** Required work **
Gather the lines below that include the string "Testament", copying each in full.

** Given information **
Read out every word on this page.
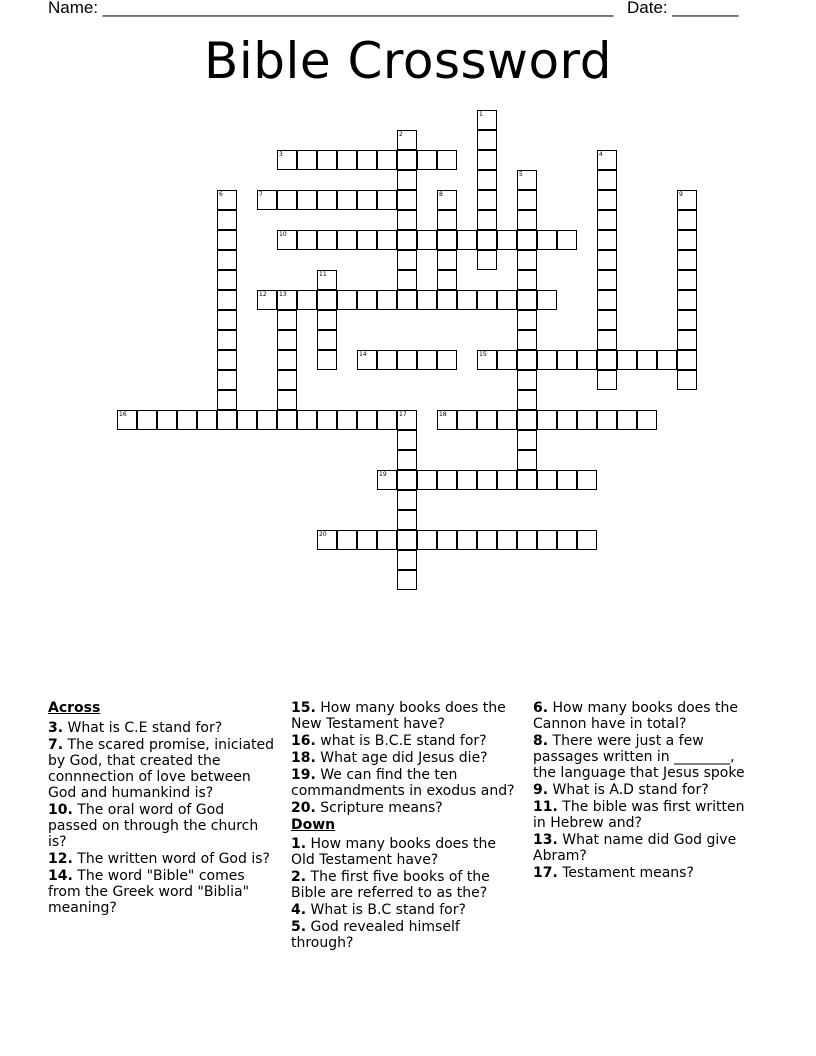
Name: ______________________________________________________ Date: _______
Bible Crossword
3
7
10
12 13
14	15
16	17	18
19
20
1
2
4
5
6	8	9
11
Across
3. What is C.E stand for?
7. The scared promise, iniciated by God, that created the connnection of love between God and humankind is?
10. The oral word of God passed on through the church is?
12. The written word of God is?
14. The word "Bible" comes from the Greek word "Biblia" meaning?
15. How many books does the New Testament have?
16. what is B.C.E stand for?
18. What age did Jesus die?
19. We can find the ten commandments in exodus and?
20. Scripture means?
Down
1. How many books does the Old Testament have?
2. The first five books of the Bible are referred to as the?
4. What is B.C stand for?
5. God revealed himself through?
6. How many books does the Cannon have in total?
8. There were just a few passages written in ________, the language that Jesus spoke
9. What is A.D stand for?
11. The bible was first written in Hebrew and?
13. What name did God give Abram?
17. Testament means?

...

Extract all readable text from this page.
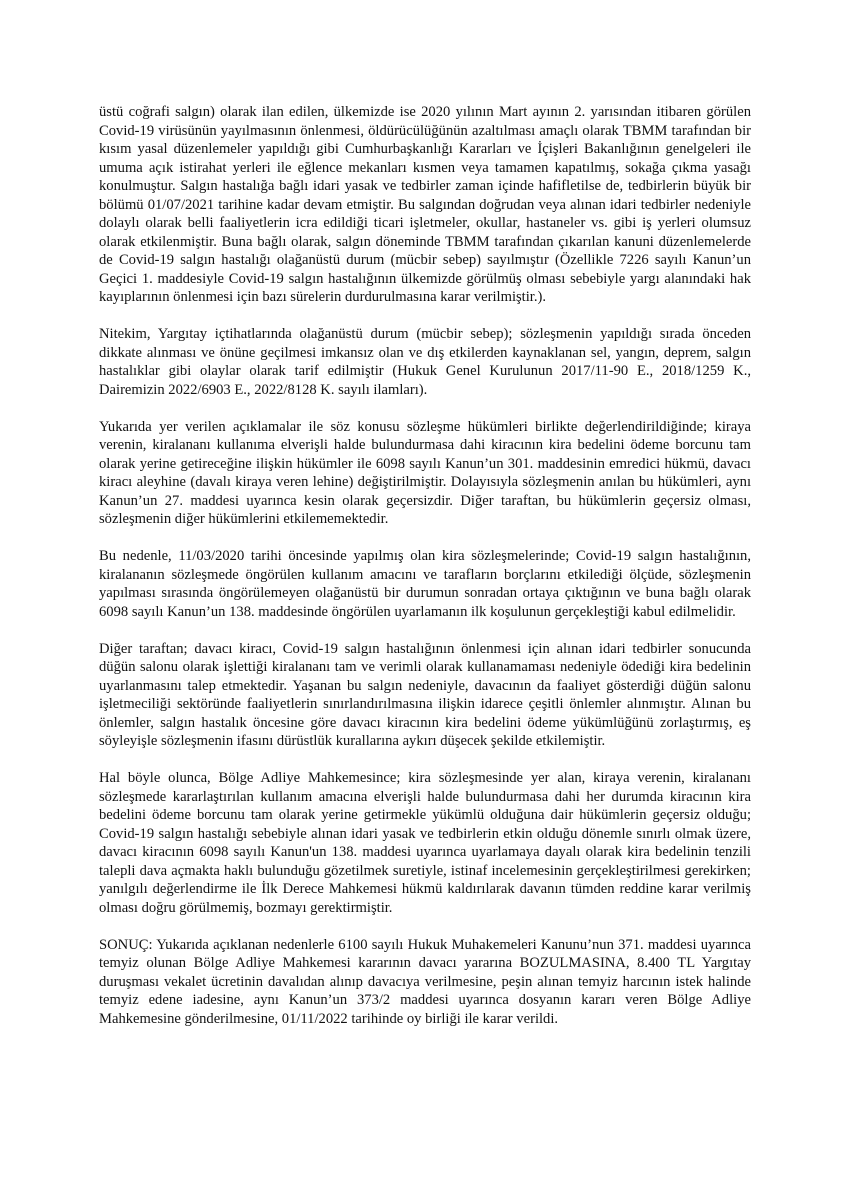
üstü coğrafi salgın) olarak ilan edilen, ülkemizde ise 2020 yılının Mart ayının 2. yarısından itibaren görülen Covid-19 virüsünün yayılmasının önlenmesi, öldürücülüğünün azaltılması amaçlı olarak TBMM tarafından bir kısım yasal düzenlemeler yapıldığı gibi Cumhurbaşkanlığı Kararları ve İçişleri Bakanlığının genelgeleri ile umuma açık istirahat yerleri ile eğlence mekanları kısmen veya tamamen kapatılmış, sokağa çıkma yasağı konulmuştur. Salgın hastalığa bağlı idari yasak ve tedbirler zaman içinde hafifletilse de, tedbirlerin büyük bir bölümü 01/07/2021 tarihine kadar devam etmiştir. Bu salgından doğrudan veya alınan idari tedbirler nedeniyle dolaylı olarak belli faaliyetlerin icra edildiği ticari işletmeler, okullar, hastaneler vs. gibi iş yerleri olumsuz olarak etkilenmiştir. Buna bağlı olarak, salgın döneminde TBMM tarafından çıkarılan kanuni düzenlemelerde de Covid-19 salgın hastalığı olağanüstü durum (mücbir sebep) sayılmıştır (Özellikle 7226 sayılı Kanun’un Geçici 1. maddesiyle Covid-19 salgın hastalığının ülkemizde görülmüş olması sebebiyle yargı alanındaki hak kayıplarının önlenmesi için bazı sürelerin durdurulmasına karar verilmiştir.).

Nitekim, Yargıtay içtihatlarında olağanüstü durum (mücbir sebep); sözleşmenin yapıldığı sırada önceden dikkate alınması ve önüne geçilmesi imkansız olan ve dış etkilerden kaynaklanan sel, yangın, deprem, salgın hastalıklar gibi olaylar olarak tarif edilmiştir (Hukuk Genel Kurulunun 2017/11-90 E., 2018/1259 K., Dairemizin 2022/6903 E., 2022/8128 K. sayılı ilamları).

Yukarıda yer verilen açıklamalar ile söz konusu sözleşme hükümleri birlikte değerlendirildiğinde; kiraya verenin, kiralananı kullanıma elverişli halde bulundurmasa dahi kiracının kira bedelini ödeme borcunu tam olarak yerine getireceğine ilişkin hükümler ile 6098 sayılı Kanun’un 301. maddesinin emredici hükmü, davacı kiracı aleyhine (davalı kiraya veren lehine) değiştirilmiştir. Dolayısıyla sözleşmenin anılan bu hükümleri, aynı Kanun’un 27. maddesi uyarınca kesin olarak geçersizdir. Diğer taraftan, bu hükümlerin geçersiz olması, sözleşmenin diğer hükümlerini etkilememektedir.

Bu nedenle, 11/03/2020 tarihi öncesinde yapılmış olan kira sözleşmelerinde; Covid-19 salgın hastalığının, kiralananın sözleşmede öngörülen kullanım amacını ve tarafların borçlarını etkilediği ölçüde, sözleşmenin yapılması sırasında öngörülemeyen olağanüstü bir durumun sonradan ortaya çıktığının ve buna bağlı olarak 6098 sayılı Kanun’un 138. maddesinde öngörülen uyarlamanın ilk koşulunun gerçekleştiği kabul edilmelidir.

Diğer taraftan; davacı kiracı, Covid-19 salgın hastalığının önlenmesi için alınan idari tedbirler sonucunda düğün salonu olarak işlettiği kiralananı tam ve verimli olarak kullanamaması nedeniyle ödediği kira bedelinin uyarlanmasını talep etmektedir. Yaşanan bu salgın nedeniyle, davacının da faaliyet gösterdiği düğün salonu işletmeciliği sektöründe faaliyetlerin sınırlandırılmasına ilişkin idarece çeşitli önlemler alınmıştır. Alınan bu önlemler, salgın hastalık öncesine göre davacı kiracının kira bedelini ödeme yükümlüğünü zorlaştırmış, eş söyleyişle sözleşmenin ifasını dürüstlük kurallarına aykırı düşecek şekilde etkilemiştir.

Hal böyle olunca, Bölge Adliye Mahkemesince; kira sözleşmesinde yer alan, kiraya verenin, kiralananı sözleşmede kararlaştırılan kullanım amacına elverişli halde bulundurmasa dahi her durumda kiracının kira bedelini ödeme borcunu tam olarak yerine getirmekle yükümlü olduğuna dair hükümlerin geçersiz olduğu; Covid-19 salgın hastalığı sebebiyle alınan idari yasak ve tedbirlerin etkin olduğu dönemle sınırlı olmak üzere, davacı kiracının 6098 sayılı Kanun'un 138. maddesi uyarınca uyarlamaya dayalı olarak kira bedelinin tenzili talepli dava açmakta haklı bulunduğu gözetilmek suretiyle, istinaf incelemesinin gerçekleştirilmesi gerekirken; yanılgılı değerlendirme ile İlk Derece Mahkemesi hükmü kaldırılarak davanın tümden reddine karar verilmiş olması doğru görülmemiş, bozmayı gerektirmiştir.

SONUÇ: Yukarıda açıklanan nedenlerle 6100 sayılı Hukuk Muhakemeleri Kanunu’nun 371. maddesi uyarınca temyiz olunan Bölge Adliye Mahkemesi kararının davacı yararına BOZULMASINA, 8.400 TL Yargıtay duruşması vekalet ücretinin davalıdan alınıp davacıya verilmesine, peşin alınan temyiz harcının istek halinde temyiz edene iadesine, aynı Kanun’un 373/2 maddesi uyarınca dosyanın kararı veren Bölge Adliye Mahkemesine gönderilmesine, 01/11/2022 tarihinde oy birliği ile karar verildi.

==

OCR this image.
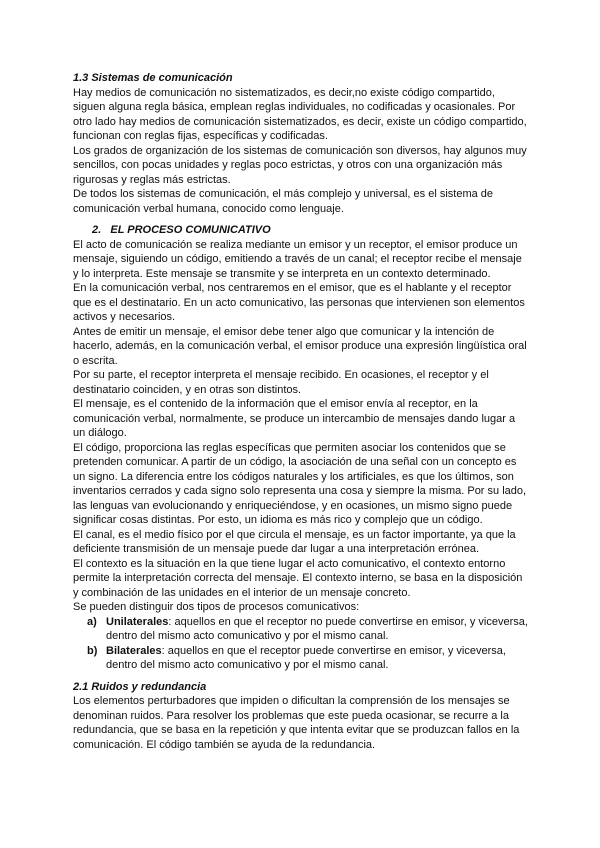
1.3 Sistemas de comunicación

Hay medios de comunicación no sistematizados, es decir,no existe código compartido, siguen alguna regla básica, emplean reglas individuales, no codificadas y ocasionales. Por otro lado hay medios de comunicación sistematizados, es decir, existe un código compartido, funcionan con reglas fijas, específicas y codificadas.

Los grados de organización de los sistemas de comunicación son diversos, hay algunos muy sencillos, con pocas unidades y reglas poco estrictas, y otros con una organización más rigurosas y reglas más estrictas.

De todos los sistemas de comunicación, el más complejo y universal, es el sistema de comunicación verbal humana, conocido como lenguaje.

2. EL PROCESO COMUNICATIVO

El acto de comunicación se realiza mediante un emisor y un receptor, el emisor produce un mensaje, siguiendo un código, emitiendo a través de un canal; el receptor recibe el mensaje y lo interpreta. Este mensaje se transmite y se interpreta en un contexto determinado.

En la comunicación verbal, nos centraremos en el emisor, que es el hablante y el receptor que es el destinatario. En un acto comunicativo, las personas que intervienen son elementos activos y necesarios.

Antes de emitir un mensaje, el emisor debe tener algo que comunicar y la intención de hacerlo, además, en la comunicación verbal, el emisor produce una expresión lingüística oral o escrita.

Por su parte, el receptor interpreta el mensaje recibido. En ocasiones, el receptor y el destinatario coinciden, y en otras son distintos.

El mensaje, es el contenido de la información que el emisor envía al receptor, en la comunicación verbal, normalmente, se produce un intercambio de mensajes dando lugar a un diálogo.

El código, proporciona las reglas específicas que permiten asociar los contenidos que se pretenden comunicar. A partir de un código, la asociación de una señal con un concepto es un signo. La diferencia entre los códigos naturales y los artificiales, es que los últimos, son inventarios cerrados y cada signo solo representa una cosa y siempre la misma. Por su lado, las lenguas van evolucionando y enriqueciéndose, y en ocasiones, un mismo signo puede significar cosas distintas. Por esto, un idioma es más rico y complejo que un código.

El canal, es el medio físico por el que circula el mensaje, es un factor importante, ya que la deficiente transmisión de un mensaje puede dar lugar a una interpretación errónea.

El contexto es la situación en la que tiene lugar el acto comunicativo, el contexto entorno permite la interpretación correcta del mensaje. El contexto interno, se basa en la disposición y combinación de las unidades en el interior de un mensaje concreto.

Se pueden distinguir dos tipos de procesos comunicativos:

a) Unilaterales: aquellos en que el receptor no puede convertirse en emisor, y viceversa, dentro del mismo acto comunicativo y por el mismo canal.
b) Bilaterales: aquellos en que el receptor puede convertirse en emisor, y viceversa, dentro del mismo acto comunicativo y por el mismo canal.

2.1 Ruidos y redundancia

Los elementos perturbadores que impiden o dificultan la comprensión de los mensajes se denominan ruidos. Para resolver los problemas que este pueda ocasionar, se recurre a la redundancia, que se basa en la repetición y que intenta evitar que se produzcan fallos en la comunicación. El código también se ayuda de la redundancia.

** Task response **
15. How many books does the New Testament have?
1. How many books does the Old Testament have?
17. Testament means?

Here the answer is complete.